▶ [Problem requirements] Look for "help" in the listing below. Gather each line that contains it.

▶ [Entries provided]
● ● ●

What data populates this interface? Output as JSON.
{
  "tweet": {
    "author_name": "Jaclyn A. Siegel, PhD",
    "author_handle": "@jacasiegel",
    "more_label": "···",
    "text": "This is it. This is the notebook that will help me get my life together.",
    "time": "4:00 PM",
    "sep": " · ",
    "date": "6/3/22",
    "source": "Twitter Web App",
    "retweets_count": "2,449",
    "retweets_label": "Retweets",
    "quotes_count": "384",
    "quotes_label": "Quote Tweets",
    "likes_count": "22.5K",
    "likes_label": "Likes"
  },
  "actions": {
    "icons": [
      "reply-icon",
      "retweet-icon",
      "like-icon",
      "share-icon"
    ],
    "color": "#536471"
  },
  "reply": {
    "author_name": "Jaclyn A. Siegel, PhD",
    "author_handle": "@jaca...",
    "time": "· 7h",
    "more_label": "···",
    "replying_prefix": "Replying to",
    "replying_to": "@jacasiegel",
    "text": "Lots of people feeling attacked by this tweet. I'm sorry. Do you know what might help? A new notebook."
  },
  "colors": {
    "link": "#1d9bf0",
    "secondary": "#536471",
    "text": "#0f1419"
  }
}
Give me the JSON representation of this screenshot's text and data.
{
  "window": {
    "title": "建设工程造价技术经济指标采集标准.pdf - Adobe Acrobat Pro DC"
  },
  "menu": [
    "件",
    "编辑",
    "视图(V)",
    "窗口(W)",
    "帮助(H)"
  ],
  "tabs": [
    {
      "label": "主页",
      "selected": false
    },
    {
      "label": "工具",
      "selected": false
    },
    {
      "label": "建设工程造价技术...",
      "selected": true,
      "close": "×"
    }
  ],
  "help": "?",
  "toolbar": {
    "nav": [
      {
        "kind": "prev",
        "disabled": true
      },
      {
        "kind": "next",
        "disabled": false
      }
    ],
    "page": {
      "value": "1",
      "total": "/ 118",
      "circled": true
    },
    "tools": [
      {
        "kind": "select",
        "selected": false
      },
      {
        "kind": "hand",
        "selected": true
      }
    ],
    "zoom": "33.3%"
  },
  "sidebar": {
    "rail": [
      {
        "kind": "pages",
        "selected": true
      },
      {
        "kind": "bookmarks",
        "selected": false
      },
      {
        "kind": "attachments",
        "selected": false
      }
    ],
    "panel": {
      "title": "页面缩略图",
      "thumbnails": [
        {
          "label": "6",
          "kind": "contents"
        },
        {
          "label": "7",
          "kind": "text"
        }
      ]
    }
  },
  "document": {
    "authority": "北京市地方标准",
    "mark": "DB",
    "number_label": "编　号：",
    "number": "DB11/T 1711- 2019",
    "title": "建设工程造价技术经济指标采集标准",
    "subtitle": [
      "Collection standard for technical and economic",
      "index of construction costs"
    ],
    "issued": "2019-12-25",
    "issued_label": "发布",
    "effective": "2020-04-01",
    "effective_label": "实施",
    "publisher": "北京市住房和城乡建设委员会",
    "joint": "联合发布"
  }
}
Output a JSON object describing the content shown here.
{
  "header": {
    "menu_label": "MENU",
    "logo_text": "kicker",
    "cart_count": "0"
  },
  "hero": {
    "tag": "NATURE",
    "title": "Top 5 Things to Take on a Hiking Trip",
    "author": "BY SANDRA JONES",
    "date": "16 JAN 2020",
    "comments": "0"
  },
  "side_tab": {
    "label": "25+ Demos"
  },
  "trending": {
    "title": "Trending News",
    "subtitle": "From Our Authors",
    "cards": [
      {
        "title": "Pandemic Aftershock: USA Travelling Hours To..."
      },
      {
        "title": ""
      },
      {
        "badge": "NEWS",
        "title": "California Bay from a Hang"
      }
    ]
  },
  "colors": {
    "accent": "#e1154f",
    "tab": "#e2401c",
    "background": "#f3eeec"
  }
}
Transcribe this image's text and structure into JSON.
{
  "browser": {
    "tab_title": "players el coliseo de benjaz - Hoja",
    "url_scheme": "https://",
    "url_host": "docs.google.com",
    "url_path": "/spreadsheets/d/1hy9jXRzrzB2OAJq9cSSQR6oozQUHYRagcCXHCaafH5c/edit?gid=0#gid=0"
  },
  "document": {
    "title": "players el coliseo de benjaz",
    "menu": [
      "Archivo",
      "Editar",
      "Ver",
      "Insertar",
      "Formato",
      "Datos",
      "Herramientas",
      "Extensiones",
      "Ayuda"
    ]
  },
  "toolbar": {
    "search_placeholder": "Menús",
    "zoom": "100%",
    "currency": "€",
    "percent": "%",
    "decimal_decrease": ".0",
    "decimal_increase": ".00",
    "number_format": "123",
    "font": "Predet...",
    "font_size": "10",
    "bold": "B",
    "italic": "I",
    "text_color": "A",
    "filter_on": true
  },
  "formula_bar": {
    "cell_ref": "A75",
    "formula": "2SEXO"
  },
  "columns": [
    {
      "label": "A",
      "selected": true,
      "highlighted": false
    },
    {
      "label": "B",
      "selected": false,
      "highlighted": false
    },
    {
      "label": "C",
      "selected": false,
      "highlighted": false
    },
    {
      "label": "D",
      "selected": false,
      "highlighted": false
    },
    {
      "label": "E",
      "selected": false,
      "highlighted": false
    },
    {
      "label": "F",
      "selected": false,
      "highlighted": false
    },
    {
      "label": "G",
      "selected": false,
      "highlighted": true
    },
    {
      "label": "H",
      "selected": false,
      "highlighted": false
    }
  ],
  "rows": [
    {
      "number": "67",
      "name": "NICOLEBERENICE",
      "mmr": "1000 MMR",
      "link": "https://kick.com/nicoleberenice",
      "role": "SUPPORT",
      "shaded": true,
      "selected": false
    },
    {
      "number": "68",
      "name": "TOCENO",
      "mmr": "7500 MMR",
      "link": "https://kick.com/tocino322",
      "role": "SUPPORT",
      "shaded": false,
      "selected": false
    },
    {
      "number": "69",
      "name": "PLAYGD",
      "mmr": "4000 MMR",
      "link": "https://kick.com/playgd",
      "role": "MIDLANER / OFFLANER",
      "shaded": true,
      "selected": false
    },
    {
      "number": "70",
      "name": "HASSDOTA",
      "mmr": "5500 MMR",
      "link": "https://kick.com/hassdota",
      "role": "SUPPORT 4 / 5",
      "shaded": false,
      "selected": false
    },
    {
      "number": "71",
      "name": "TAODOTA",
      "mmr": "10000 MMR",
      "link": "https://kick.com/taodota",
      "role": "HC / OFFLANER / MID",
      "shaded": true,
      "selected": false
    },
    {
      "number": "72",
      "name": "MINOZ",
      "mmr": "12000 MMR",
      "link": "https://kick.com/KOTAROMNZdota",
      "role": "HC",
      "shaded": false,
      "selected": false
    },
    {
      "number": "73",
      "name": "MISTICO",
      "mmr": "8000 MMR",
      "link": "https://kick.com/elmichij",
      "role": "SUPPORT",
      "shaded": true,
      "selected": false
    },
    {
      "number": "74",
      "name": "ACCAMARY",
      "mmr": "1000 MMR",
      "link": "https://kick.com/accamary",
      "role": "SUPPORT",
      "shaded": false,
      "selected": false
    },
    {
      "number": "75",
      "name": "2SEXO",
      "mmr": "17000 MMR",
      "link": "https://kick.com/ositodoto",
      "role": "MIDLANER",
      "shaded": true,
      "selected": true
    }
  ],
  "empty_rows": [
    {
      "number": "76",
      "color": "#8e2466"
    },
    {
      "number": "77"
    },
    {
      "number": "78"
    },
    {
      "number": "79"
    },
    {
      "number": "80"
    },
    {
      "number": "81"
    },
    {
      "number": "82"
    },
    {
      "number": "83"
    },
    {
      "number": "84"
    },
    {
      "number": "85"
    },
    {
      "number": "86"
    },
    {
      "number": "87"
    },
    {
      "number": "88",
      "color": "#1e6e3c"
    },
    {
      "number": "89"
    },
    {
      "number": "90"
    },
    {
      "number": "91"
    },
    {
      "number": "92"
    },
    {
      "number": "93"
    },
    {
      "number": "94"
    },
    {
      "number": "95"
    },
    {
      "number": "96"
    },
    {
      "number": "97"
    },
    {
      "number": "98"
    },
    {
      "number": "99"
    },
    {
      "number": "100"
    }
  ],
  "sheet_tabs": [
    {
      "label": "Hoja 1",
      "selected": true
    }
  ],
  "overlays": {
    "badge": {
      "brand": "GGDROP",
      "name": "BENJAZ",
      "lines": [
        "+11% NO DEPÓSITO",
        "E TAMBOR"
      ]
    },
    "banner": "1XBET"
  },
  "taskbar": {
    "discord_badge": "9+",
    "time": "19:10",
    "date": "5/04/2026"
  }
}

● ● ●

▶ [Complete answer]
    "text": "This is it. This is the notebook that will help me get my life together.",
    "text": "Lots of people feeling attacked by this tweet. I'm sorry. Do you know what might help? A new notebook."
  "help": "?",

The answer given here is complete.